* Start *

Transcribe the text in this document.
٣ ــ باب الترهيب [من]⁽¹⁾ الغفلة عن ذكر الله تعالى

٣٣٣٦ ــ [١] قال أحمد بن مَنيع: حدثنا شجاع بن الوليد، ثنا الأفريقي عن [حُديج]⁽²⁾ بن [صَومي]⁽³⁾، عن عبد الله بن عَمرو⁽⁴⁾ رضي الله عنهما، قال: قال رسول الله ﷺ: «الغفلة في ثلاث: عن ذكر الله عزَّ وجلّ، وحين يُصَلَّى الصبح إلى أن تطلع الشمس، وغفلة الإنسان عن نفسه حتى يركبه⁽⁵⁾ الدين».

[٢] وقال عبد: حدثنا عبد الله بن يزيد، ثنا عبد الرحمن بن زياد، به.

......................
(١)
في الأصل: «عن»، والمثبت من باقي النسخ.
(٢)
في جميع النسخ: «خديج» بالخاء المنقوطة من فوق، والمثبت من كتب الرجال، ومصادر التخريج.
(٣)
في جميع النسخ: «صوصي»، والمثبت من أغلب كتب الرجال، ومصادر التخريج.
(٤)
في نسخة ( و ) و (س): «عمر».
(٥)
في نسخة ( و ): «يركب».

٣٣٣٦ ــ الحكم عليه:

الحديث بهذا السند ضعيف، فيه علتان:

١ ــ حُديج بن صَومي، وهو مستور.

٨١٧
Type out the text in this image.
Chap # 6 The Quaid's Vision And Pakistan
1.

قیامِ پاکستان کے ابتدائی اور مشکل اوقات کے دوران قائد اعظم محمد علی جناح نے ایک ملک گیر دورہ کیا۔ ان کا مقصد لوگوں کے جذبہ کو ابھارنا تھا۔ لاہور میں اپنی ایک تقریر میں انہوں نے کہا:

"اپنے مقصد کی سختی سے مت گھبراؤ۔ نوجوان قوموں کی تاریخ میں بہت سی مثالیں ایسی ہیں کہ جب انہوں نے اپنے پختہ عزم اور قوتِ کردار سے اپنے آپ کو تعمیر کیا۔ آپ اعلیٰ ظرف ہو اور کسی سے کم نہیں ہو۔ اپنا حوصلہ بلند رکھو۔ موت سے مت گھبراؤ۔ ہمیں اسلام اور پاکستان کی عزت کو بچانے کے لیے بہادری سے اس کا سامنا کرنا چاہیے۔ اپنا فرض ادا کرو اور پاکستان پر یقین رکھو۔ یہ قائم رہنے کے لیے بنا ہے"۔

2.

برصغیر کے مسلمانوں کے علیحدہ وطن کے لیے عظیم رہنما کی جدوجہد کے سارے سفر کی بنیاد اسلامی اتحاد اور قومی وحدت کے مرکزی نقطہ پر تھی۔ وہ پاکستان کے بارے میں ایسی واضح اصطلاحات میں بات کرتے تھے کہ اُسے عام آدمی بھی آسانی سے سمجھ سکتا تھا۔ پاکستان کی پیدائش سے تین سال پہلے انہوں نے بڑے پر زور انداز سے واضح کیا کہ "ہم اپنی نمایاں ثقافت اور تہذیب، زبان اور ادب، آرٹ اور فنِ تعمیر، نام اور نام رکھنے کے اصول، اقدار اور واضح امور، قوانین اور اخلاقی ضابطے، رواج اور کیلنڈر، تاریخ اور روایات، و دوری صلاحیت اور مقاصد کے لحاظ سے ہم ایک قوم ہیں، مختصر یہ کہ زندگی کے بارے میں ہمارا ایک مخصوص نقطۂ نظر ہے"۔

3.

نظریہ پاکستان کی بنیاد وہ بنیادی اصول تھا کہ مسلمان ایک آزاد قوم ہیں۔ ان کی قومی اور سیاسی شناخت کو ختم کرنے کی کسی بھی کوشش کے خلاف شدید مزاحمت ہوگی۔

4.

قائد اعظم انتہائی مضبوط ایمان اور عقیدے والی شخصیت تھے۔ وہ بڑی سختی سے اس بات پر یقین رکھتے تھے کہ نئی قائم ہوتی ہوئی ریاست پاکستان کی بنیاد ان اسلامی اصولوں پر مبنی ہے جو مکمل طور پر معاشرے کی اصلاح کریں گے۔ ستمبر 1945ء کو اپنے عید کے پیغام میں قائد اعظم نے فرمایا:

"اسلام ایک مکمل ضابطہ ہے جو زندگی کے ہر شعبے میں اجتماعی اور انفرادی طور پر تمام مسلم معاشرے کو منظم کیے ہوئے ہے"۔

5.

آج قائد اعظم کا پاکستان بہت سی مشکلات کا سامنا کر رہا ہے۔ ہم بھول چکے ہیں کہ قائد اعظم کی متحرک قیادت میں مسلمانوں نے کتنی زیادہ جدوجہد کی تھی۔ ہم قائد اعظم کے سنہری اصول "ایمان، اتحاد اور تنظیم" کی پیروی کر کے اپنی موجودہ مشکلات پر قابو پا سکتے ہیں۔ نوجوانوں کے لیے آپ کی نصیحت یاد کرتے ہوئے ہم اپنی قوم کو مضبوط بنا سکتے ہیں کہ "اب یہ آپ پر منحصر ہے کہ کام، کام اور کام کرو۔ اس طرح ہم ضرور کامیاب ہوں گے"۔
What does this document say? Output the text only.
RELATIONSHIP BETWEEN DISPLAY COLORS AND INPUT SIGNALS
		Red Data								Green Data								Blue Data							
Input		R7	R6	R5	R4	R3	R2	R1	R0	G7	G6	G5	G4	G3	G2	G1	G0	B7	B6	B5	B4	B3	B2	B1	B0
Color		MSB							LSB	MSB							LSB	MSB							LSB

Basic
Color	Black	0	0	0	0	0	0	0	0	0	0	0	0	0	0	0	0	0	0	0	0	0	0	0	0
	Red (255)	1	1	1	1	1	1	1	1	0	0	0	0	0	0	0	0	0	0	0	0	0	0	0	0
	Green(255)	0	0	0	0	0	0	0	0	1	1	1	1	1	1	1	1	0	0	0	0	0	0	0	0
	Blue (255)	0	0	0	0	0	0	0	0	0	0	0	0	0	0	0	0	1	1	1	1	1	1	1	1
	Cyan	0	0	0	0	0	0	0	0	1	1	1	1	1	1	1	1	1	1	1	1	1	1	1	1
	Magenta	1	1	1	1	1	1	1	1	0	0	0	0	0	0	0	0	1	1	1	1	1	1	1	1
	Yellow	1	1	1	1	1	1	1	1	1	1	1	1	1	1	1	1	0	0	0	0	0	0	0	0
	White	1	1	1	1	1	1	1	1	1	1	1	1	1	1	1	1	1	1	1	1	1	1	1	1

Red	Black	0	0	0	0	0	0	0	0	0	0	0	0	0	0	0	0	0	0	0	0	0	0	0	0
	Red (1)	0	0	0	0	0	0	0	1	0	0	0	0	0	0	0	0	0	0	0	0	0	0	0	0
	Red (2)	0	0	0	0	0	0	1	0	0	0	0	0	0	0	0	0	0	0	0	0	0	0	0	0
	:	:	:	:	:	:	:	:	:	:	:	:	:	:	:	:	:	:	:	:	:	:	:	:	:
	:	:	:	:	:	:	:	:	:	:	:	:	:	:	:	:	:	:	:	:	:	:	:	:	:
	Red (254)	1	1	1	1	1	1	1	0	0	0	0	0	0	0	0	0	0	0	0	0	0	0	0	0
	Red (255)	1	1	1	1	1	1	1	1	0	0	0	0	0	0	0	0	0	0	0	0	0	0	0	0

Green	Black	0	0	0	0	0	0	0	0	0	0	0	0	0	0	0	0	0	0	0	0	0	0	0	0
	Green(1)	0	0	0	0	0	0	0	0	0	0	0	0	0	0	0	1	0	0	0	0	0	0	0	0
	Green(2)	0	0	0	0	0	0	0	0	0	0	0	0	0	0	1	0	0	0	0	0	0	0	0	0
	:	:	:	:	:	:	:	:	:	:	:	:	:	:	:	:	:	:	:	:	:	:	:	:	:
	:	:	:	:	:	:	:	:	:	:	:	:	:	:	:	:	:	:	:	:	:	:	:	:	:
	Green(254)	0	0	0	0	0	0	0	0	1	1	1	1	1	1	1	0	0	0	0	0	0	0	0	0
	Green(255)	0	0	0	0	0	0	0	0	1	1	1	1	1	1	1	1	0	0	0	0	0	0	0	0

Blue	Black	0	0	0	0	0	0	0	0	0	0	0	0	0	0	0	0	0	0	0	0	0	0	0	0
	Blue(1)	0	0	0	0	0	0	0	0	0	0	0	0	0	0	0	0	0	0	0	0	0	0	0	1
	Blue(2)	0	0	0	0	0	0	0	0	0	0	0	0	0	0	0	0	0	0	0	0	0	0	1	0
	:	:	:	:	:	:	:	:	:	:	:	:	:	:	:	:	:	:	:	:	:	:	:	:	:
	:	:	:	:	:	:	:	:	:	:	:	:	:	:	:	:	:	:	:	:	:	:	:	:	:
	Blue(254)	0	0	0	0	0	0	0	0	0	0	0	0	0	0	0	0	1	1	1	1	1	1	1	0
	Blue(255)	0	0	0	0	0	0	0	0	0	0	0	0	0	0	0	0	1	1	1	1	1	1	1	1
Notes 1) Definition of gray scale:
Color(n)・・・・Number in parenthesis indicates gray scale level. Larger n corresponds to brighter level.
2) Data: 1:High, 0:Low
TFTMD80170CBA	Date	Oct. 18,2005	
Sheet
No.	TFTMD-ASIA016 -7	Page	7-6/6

* End *

## EXERCISE:
Reply with only the number of lines in the entries that contain the word "الرجال".

## WORKED ANSWER:
2